**EXERCÍCIO 1:**
Traduza para o inglês esta frase da notícia sobre o Projeto Saúde e Prevenção nas Escolas: "O Saúde e Prevenção, uma iniciativa do governo federal, tem por meta reduzir os índices de gravidez na adolescência e combater o crescimento da aids entre adolescentes."
**EXERCÍCIO 2:**
Escreva a continuação da notícia sobre o Projeto Saúde e Prevenção nas Escolas a partir do ponto em que ela termina.

O Projeto Saúde e Prevenção nas Escolas será ampliado para mais 10 escolas de Curitiba, fechando o ano de 2005 com 34 estabelecimentos envolvidos e a participação de 23 mil alunos. O anúncio foi feito pelo prefeito Beto Richa, nesta terça-feira (19), na abertura do 3º Seminário Adolescência e Sexualidade na Escola, que reuniu ao longo do dia, no Colégio Estadual do Paraná, mil pessoas, entre diretores, professores de ensino Médio e Fundamental, especialistas e profissionais de saúde.

O prefeito destacou os eixos centrais do seminário – a redução da gravidez na adolescência e a prevenção à aids – e lembrou o papel insubstituível da escola pública, ao lado da família, no enfrentamento das duas questões. "A escola é um difusor de informação e nesse processo não se permitem aventura nem vacilo". Citou os avanços de Curitiba no combate à gravidez precoce, mostrando a queda para 16% da taxa de adolescentes grávidas, na faixa entre 10 e 19 anos, em 2004, contra os 18,8% de 2001.

O secretário municipal da Saúde, Michele Caputo Neto, disse que as causas tratadas no seminário "são justas, importantes e abordadas sempre de forma ousada e pioneira em Curitiba". Lembrou também que "quando saúde e educação trabalham juntas o resultado é certo". O encontro sobre sexualidade faz parte do Projeto Saúde e Prevenção nas Escolas, implantado em Curitiba de forma pioneira em 2003, que prevê orientação sexual em sala de aula, para turmas de 7ª e 8ª série, e disponibilização de preservativos masculinos.

O Saúde e Prevenção, uma iniciativa do governo federal, tem por meta reduzir os índices de gravidez na adolescência e combater o crescimento da aids entre adolescentes. Dois adolescentes, Wesley Braga, e Bruna Trajano, abriram o seminário com depoimentos sobre a experiência deles no projeto. Grupos de rappers e hip-hop, de escolas participantes do projeto também se apresentaram no seminário. A coordenadora municipal de DST/Aids, Mariana Thomaz, fez uma balanço dos resultados até agora do projeto em Curitiba.

A investigadora da Unesco no Brasil – o órgão nas Nações Unidas é parceiro no projeto -, Carla Silveira, disse que o sucesso da iniciativa está vinculado ao compromisso ético e político dos governantes em dar continuidade às ações propostas. O técnico Eduardo Junqueira, do Programa Nacional de DST/Aids, representante do ministro da Saúde, Humberto Costa, afirmou que é preciso coragem e determinação no enfrentamento da aids, incluindo o combate ao preconceito e a discriminação.

(Dados de compreensão de documentos)
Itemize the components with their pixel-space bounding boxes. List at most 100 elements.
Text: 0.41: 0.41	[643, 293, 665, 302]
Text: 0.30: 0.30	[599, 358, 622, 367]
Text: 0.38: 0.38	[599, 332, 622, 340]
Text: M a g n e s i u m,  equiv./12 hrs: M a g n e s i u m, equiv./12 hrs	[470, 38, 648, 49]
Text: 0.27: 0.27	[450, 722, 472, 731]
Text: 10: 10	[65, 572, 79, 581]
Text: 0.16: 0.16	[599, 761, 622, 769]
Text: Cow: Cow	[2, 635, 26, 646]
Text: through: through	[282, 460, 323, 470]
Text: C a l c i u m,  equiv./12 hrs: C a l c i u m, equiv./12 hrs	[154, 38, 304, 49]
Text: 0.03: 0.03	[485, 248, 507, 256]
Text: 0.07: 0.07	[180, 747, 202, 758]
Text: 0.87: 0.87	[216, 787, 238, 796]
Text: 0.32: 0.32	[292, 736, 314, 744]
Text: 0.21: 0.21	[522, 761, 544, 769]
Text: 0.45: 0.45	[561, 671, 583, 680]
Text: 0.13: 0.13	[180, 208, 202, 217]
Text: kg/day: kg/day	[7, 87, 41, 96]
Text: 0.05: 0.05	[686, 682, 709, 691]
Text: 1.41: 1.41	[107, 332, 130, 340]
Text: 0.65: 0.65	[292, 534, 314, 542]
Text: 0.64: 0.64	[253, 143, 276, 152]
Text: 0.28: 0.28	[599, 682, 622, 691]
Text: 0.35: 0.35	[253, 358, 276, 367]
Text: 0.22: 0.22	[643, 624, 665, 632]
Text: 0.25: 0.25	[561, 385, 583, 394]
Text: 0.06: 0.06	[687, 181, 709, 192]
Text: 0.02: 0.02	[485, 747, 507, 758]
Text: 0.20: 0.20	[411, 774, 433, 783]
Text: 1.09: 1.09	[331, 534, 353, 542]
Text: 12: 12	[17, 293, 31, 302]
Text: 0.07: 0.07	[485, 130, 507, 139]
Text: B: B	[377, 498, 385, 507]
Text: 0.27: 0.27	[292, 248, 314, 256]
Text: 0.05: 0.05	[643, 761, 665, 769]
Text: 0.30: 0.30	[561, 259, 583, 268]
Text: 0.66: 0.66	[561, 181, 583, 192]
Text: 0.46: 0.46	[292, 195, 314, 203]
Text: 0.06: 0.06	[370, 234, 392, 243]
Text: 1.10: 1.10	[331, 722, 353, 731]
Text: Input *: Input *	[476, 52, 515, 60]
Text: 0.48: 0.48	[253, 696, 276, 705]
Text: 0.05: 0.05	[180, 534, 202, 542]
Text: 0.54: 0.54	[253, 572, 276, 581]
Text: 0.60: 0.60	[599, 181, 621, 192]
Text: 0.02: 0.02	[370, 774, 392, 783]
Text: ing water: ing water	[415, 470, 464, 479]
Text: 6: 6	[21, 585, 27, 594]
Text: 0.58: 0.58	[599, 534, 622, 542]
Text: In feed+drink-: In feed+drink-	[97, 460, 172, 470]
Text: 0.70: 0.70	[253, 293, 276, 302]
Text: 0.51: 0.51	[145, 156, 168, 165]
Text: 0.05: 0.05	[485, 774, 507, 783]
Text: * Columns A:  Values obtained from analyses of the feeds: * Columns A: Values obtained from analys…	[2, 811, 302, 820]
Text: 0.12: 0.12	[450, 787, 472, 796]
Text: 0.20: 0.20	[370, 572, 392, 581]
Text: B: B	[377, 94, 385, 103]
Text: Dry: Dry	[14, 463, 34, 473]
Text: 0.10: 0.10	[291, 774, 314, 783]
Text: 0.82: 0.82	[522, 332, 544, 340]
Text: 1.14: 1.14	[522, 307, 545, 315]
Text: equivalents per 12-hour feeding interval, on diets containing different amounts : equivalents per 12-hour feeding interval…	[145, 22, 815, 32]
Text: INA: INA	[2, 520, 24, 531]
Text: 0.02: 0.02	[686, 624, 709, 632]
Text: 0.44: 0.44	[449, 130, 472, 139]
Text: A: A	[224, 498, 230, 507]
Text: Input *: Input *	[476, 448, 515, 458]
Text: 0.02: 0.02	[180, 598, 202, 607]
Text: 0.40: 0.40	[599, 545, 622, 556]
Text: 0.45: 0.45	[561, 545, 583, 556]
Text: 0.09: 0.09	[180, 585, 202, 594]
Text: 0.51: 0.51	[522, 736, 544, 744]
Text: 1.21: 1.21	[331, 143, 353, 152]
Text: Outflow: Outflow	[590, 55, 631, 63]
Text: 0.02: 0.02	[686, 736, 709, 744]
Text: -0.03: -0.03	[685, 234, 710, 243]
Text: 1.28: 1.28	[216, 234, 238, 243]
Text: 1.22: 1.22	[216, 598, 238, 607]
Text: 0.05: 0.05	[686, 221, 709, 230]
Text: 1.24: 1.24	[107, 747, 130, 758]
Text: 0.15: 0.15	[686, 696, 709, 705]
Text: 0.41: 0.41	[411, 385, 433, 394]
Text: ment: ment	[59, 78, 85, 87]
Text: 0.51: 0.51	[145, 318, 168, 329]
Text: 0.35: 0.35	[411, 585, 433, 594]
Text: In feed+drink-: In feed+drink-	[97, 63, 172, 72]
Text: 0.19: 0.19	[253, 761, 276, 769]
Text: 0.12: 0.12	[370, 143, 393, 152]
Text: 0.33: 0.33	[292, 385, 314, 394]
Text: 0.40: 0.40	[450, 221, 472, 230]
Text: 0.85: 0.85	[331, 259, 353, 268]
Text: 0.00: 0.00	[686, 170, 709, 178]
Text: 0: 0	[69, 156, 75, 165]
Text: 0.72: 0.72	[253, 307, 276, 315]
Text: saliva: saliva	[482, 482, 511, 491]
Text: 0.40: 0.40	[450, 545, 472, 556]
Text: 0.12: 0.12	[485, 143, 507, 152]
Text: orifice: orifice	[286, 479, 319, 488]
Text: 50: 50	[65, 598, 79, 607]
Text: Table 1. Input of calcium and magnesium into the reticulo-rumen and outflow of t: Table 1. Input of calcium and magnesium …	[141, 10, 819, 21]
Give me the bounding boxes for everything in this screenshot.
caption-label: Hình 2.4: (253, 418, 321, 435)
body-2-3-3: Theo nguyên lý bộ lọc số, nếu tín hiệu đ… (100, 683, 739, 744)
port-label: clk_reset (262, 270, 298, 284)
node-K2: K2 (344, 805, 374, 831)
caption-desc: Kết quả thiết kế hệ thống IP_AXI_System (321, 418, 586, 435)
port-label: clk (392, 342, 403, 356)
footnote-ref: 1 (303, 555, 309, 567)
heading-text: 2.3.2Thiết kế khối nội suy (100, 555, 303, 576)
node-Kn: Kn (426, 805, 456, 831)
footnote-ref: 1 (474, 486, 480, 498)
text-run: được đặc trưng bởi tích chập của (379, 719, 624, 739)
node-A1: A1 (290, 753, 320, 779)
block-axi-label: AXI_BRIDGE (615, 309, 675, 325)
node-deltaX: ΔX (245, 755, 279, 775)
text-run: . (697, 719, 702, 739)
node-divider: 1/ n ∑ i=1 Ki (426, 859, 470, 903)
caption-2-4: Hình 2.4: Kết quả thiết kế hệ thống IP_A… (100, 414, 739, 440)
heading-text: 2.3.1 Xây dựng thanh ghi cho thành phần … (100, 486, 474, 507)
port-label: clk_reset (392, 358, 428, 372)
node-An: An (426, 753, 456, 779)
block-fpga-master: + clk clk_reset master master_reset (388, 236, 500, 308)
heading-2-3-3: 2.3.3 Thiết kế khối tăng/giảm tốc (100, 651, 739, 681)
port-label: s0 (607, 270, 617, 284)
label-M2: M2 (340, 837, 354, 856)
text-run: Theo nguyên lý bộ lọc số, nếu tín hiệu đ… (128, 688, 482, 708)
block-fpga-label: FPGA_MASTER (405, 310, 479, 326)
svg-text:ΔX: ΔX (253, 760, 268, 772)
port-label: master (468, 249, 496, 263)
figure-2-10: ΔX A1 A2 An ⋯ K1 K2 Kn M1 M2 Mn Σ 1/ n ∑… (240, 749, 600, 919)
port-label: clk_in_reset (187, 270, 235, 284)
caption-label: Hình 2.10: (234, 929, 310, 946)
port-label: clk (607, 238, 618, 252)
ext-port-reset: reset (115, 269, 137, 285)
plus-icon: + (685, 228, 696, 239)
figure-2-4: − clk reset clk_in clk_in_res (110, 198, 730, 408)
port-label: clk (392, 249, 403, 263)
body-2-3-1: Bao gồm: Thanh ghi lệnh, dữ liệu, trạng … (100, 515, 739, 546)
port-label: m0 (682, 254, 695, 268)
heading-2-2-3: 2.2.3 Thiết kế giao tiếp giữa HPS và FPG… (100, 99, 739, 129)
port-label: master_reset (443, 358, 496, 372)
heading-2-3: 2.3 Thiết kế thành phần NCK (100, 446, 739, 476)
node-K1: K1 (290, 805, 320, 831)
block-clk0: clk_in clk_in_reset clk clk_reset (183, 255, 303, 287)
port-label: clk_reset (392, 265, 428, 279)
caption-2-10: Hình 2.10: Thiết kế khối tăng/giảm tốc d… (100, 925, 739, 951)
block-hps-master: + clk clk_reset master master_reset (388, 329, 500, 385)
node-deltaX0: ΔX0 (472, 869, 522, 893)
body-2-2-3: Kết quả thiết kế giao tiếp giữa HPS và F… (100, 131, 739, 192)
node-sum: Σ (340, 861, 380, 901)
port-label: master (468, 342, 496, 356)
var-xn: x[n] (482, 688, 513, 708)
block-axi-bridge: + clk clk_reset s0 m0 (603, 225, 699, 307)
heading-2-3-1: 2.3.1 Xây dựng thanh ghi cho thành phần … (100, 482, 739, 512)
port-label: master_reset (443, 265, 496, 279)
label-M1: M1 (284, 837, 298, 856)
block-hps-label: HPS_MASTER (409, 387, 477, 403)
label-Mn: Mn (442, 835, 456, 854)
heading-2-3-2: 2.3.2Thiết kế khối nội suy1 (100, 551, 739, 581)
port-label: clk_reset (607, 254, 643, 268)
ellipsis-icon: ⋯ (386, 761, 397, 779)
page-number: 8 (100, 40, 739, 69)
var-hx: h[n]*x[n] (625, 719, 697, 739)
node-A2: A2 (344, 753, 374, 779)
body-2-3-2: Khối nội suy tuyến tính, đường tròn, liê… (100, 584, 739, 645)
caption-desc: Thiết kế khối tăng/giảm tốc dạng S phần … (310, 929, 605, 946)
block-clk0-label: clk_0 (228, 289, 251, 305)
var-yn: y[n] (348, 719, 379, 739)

**RESULTADO DA TAREFA 1:**
Saúde e Prevenção, a federal government initiative, aims to reduce teen pregnancy rates and fight the spread of AIDS among adolescents.

**RESULTADO DA TAREFA 2:**
O especialista Rogério Junqueira, da Secretaria de Educação Continuada, Alfabetização e Diversidade do Ministério da Educação, elogiou Curitiba, "município que sempre trabalha com coragem e ousadia", e considerou o educador como o instrumento para o avanço dos direitos humanos. A assessora técnica do Programa Nacional de DST/Aids, Cristina Branco, fez um balanço do Saúde e Prevenção no país, destacando as ações de de Curitiba, "que vem dando um banho em parceria entre saúde e educação".

Cristina defendeu também a inserção da prevenção à aids entre adolescentes e a redução da gravidez na adolescência nos projetos político-pedagógicos das escolas. No Brasil, de 1984 para cá, 2,3% dos casos de aids ocorreram na faixa etária entre 10 e 19 anos. Curitiba tem 6360 casos de aids notificados. Desses, 151 (2,37%) são adolescentes na faixa de 15 a 19 anos. Já as taxas de gravidez precoce no município, na faixa de 10 a 19 anos, caíram de 19,9% em 1997, para 16% no ano passado.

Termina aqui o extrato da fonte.